Information supplied ▸
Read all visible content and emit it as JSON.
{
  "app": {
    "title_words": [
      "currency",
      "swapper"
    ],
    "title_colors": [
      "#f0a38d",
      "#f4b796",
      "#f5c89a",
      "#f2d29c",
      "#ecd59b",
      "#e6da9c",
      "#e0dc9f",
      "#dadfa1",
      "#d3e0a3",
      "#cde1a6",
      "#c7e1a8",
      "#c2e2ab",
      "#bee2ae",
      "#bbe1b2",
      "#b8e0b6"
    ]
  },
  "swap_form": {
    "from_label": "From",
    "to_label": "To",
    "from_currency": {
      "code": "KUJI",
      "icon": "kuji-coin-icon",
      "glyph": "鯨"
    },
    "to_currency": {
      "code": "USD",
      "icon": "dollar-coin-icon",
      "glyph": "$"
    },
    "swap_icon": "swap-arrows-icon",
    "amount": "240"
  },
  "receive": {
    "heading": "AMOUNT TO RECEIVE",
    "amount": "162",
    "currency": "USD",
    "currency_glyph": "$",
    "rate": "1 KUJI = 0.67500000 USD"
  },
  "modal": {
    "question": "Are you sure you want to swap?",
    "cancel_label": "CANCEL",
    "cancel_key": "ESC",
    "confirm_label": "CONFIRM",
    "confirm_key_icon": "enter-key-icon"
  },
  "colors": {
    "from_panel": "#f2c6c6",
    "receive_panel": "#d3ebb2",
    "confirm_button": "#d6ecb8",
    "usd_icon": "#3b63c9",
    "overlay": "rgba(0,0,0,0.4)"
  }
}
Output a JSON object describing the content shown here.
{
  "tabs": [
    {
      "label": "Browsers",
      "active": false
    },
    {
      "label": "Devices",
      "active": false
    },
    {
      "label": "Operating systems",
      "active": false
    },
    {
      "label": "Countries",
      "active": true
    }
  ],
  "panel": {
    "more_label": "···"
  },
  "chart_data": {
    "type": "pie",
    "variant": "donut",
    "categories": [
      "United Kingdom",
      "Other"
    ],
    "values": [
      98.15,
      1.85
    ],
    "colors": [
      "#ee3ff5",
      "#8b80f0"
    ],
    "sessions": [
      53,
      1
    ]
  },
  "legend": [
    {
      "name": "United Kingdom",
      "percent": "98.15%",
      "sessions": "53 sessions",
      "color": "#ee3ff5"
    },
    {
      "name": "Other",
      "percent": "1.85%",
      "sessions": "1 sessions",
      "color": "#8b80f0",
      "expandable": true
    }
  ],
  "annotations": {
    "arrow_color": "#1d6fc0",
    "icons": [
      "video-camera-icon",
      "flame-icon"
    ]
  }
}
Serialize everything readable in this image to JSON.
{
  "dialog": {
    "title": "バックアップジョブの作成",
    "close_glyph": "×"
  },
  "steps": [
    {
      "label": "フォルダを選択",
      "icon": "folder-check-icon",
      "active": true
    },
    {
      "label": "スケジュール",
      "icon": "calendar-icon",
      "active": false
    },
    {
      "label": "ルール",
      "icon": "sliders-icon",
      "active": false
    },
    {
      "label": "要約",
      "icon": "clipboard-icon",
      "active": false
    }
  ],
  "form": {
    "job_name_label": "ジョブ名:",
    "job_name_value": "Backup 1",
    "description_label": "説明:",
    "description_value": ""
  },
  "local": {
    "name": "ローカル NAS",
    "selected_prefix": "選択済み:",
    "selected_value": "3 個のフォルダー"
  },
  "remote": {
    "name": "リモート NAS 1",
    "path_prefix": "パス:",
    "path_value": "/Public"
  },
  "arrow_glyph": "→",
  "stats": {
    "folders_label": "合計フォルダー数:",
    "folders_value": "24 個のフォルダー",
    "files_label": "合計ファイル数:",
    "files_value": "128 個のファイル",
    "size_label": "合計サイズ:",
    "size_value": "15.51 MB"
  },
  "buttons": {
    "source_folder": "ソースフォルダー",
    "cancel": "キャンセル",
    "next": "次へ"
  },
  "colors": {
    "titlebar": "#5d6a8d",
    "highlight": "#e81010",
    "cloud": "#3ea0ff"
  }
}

What to produce ▸ Above are the records; copy all of them exactly.

Task solution ▸
Read all visible content and emit it as JSON.
{
  "app": {
    "title_words": [
      "currency",
      "swapper"
    ],
    "title_colors": [
      "#f0a38d",
      "#f4b796",
      "#f5c89a",
      "#f2d29c",
      "#ecd59b",
      "#e6da9c",
      "#e0dc9f",
      "#dadfa1",
      "#d3e0a3",
      "#cde1a6",
      "#c7e1a8",
      "#c2e2ab",
      "#bee2ae",
      "#bbe1b2",
      "#b8e0b6"
    ]
  },
  "swap_form": {
    "from_label": "From",
    "to_label": "To",
    "from_currency": {
      "code": "KUJI",
      "icon": "kuji-coin-icon",
      "glyph": "鯨"
    },
    "to_currency": {
      "code": "USD",
      "icon": "dollar-coin-icon",
      "glyph": "$"
    },
    "swap_icon": "swap-arrows-icon",
    "amount": "240"
  },
  "receive": {
    "heading": "AMOUNT TO RECEIVE",
    "amount": "162",
    "currency": "USD",
    "currency_glyph": "$",
    "rate": "1 KUJI = 0.67500000 USD"
  },
  "modal": {
    "question": "Are you sure you want to swap?",
    "cancel_label": "CANCEL",
    "cancel_key": "ESC",
    "confirm_label": "CONFIRM",
    "confirm_key_icon": "enter-key-icon"
  },
  "colors": {
    "from_panel": "#f2c6c6",
    "receive_panel": "#d3ebb2",
    "confirm_button": "#d6ecb8",
    "usd_icon": "#3b63c9",
    "overlay": "rgba(0,0,0,0.4)"
  }
}
Output a JSON object describing the content shown here.
{
  "tabs": [
    {
      "label": "Browsers",
      "active": false
    },
    {
      "label": "Devices",
      "active": false
    },
    {
      "label": "Operating systems",
      "active": false
    },
    {
      "label": "Countries",
      "active": true
    }
  ],
  "panel": {
    "more_label": "···"
  },
  "chart_data": {
    "type": "pie",
    "variant": "donut",
    "categories": [
      "United Kingdom",
      "Other"
    ],
    "values": [
      98.15,
      1.85
    ],
    "colors": [
      "#ee3ff5",
      "#8b80f0"
    ],
    "sessions": [
      53,
      1
    ]
  },
  "legend": [
    {
      "name": "United Kingdom",
      "percent": "98.15%",
      "sessions": "53 sessions",
      "color": "#ee3ff5"
    },
    {
      "name": "Other",
      "percent": "1.85%",
      "sessions": "1 sessions",
      "color": "#8b80f0",
      "expandable": true
    }
  ],
  "annotations": {
    "arrow_color": "#1d6fc0",
    "icons": [
      "video-camera-icon",
      "flame-icon"
    ]
  }
}
Serialize everything readable in this image to JSON.
{
  "dialog": {
    "title": "バックアップジョブの作成",
    "close_glyph": "×"
  },
  "steps": [
    {
      "label": "フォルダを選択",
      "icon": "folder-check-icon",
      "active": true
    },
    {
      "label": "スケジュール",
      "icon": "calendar-icon",
      "active": false
    },
    {
      "label": "ルール",
      "icon": "sliders-icon",
      "active": false
    },
    {
      "label": "要約",
      "icon": "clipboard-icon",
      "active": false
    }
  ],
  "form": {
    "job_name_label": "ジョブ名:",
    "job_name_value": "Backup 1",
    "description_label": "説明:",
    "description_value": ""
  },
  "local": {
    "name": "ローカル NAS",
    "selected_prefix": "選択済み:",
    "selected_value": "3 個のフォルダー"
  },
  "remote": {
    "name": "リモート NAS 1",
    "path_prefix": "パス:",
    "path_value": "/Public"
  },
  "arrow_glyph": "→",
  "stats": {
    "folders_label": "合計フォルダー数:",
    "folders_value": "24 個のフォルダー",
    "files_label": "合計ファイル数:",
    "files_value": "128 個のファイル",
    "size_label": "合計サイズ:",
    "size_value": "15.51 MB"
  },
  "buttons": {
    "source_folder": "ソースフォルダー",
    "cancel": "キャンセル",
    "next": "次へ"
  },
  "colors": {
    "titlebar": "#5d6a8d",
    "highlight": "#e81010",
    "cloud": "#3ea0ff"
  }
}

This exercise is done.